**Passage extrait**
▼

L’enquête sur l’homicide de Mehdi Kessaci, survenu il y a près de quatre mois dans la cité phocéenne, connaît un développement significatif. Six individus, cinq hommes et une femme, ont été placés sous le statut de mis en examen et écroués ce samedi 28 mars.
Le jeune homme de 20 ans, sans antécédents judiciaires et étranger aux milieux du trafic de stupéfiants, avait été abattu de plusieurs balles en plein jour le 13 novembre dernier. Après plusieurs mois d’investigations, les forces de l’ordre ont procédé à une série d’interpellations entre Marseille et le département de l’Hérault, ciblant un réseau suspecté d’avoir fourni un appui logistique à l’opération.
Les magistrats instructeurs doivent désormais déterminer la nature précise des implications, qu’il s’agisse de commanditaires, d’exécutants ou de complices ayant apporté leur soutien. Les six personnes incarcérées font face à des accusations graves, notamment de meurtre et tentative de meurtre en bande organisée, ainsi que de participation à une association de malfaiteurs.

▲

Éléments conservés
▼

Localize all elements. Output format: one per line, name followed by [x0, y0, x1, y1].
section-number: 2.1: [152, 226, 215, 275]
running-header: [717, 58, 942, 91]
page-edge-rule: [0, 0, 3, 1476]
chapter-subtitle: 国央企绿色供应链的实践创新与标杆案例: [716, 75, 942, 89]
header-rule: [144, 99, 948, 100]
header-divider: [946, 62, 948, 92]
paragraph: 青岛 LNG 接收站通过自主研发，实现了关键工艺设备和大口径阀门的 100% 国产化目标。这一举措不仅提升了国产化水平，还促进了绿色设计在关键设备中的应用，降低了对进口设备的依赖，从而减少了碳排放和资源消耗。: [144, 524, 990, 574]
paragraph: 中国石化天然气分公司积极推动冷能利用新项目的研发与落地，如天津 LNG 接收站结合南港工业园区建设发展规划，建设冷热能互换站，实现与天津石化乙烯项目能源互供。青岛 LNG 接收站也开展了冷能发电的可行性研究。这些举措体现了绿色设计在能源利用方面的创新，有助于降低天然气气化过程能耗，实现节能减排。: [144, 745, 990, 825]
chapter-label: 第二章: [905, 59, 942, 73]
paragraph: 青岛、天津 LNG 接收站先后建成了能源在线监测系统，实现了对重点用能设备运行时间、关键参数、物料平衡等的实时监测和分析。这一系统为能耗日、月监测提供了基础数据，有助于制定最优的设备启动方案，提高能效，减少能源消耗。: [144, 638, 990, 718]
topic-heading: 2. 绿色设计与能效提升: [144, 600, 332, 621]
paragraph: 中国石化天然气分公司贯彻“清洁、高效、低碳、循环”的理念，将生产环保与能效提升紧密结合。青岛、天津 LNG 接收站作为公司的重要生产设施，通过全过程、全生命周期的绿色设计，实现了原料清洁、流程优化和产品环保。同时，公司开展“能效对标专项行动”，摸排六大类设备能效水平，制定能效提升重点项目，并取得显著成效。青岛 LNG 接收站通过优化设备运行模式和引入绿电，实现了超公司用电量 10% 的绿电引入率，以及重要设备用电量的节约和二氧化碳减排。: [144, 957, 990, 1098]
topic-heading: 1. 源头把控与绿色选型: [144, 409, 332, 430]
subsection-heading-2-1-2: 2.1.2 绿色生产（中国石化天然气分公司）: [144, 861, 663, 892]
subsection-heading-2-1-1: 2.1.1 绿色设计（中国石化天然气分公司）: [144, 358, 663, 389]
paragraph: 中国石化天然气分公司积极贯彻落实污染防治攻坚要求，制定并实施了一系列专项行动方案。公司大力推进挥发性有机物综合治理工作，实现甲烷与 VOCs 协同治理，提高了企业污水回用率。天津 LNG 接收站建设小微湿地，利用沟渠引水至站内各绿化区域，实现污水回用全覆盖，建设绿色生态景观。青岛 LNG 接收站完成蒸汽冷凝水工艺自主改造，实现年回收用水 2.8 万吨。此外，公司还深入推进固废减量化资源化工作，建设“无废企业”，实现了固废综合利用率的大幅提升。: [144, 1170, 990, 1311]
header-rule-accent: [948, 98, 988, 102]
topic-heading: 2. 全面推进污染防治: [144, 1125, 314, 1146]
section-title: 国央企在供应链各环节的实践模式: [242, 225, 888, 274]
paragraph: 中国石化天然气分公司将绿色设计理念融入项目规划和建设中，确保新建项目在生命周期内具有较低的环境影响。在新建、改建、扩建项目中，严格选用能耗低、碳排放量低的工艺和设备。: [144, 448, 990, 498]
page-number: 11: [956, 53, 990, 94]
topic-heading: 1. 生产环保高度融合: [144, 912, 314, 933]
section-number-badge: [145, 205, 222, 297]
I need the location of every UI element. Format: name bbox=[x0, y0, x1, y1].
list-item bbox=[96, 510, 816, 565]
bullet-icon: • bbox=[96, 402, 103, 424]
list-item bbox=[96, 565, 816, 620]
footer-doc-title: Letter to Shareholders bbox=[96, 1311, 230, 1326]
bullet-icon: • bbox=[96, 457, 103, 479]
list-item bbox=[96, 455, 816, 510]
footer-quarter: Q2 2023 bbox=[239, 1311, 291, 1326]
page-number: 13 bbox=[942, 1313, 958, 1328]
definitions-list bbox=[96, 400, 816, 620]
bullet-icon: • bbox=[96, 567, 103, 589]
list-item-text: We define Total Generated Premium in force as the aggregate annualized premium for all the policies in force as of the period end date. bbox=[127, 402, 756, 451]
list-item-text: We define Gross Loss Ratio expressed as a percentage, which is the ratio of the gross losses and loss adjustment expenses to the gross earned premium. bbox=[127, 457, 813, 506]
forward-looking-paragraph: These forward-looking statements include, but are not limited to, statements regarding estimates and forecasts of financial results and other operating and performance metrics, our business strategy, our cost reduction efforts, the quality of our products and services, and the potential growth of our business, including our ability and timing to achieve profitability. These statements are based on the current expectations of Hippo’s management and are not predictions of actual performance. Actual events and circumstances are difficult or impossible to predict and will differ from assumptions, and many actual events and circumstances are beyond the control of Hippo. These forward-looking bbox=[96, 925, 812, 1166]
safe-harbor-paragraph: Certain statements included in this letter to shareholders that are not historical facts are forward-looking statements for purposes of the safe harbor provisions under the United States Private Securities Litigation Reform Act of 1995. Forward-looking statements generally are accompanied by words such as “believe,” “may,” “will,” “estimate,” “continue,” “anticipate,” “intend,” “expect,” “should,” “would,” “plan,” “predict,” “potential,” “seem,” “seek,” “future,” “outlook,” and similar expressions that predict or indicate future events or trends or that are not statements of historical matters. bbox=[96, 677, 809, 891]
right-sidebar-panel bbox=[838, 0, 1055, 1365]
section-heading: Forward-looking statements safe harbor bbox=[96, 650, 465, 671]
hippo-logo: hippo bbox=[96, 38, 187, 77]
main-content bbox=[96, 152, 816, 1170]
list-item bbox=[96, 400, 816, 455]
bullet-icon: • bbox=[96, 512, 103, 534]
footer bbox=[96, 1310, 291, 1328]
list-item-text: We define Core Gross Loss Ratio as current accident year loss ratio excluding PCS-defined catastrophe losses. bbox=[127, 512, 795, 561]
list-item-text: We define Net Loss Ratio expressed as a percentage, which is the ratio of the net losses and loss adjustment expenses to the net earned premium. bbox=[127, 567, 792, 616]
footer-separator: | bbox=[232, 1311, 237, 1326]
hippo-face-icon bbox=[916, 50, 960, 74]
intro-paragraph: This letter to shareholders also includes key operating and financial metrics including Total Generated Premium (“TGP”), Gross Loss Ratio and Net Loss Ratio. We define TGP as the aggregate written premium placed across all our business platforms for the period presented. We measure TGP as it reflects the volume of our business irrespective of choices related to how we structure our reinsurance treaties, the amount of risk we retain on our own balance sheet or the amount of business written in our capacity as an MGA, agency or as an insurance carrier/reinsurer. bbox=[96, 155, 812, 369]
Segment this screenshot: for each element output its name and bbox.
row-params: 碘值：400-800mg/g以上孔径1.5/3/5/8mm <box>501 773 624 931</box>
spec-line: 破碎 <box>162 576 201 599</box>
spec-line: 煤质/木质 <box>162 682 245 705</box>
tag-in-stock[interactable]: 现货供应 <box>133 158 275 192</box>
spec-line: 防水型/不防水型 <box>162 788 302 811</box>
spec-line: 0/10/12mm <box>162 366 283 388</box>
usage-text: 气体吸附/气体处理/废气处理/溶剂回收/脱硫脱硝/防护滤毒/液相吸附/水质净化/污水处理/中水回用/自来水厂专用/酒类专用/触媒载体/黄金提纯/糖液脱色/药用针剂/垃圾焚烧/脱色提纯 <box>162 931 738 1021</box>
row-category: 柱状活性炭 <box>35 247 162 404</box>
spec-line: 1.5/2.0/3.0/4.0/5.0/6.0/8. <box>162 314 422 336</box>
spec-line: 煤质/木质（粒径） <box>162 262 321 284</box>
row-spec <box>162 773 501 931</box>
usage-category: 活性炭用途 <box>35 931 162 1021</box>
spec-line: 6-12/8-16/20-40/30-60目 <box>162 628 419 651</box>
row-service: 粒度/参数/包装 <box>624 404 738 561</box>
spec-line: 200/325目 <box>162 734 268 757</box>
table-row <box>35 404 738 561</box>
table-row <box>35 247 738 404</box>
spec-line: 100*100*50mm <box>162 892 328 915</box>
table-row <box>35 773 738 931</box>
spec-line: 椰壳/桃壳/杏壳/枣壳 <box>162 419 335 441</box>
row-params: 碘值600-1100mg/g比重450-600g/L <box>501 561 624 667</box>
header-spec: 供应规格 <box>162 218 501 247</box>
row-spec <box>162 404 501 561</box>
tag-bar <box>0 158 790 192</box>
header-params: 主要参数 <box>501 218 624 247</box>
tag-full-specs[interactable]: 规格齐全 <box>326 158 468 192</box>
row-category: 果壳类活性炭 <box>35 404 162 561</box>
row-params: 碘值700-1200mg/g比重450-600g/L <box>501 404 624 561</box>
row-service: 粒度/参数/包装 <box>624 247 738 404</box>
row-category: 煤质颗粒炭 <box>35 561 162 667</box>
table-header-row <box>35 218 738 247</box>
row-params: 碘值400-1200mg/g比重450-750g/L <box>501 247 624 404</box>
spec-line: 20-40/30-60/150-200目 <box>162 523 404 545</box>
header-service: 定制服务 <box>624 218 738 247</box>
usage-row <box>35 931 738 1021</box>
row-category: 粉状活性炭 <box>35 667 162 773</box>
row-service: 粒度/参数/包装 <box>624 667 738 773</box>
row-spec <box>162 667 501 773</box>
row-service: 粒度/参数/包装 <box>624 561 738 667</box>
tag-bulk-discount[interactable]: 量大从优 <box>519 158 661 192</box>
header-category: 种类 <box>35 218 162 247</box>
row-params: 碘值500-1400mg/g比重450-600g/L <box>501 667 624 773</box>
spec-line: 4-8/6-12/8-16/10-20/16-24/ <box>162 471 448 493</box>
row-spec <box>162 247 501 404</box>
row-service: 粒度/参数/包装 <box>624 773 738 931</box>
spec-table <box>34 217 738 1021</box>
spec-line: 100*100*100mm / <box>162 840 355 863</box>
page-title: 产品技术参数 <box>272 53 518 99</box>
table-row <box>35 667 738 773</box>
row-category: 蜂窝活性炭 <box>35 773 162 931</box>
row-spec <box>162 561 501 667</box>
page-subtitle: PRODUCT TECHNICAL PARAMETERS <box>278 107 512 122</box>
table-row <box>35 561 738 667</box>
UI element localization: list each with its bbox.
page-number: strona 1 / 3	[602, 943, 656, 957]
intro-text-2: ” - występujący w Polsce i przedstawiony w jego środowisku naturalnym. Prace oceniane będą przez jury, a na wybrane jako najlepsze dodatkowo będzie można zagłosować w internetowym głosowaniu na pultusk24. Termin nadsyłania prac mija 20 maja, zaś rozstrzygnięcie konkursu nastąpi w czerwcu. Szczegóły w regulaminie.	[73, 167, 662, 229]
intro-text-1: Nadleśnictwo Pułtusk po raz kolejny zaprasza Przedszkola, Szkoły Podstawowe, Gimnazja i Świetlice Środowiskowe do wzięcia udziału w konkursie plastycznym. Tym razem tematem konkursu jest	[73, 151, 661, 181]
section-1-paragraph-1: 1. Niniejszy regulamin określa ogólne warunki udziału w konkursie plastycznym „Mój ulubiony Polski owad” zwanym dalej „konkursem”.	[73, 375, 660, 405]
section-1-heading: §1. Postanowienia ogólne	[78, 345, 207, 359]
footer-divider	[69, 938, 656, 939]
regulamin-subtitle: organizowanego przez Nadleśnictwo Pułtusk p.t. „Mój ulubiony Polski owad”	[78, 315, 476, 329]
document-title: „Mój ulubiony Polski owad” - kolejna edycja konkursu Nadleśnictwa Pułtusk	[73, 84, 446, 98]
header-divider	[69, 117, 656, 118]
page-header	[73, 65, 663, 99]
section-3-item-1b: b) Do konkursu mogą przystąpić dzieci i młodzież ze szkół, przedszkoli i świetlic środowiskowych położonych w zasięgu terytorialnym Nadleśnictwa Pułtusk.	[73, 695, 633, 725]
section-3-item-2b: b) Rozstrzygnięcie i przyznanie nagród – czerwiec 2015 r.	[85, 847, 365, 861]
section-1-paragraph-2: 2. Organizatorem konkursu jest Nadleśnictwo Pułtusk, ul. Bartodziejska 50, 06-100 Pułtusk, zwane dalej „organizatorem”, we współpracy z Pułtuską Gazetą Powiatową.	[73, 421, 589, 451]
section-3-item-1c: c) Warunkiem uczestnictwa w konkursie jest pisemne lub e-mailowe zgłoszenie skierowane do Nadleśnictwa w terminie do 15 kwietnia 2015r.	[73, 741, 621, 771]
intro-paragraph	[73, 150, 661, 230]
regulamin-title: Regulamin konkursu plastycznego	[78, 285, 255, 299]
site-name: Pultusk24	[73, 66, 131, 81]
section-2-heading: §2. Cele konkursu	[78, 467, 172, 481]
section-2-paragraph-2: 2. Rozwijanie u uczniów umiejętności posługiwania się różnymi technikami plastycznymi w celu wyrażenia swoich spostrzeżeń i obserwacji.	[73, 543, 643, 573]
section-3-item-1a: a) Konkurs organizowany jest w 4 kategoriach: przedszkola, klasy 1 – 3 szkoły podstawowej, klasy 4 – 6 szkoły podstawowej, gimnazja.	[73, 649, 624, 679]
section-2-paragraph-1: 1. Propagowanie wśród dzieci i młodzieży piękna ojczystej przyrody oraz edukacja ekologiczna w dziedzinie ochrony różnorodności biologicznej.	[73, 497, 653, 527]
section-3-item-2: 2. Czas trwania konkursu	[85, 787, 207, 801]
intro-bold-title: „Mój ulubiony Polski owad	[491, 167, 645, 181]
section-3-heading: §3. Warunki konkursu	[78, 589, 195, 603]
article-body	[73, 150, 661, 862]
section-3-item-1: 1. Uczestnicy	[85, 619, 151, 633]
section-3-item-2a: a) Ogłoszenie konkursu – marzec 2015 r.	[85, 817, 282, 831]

▲

**Tâches demandées**
A - D'après le texte sur l'homicide de Mehdi Kessaci, à quelle date le jeune homme a-t-il été abattu ?
B - Recopiez le passage du texte sur l'homicide de Mehdi Kessaci qui va de « L’enquête sur l’homicide » à « logistique à l’opération. ».
C - Poursuivez le texte sur l'homicide de Mehdi Kessaci après sa dernière phrase.

**Résultats par tâche**
A - Le 13 novembre dernier.

B -
L’enquête sur l’homicide de Mehdi Kessaci, survenu il y a près de quatre mois dans la cité phocéenne, connaît un développement significatif. Six individus, cinq hommes et une femme, ont été placés sous le statut de mis en examen et écroués ce samedi 28 mars.
Le jeune homme de 20 ans, sans antécédents judiciaires et étranger aux milieux du trafic de stupéfiants, avait été abattu de plusieurs balles en plein jour le 13 novembre dernier. Après plusieurs mois d’investigations, les forces de l’ordre ont procédé à une série d’interpellations entre Marseille et le département de l’Hérault, ciblant un réseau suspecté d’avoir fourni un appui logistique à l’opération.

C -
Les enquêteurs estiment que ce crime pourrait viser à intimider le frère de la victime, Amine Kessaci, personnalité engagée dans la lutte contre le narcotrafic et bénéficiant d’un dispositif de protection renforcé. Une coïncidence du calendrier voit ces mises en examen intervenir le jour même de sa prise de fonction comme adjoint au maire de Marseille.
Les investigations se poursuivent activement, les autorités judiciaires indiquant que le ou les tireurs ainsi que les éventuels commanditaires restent activement recherchés.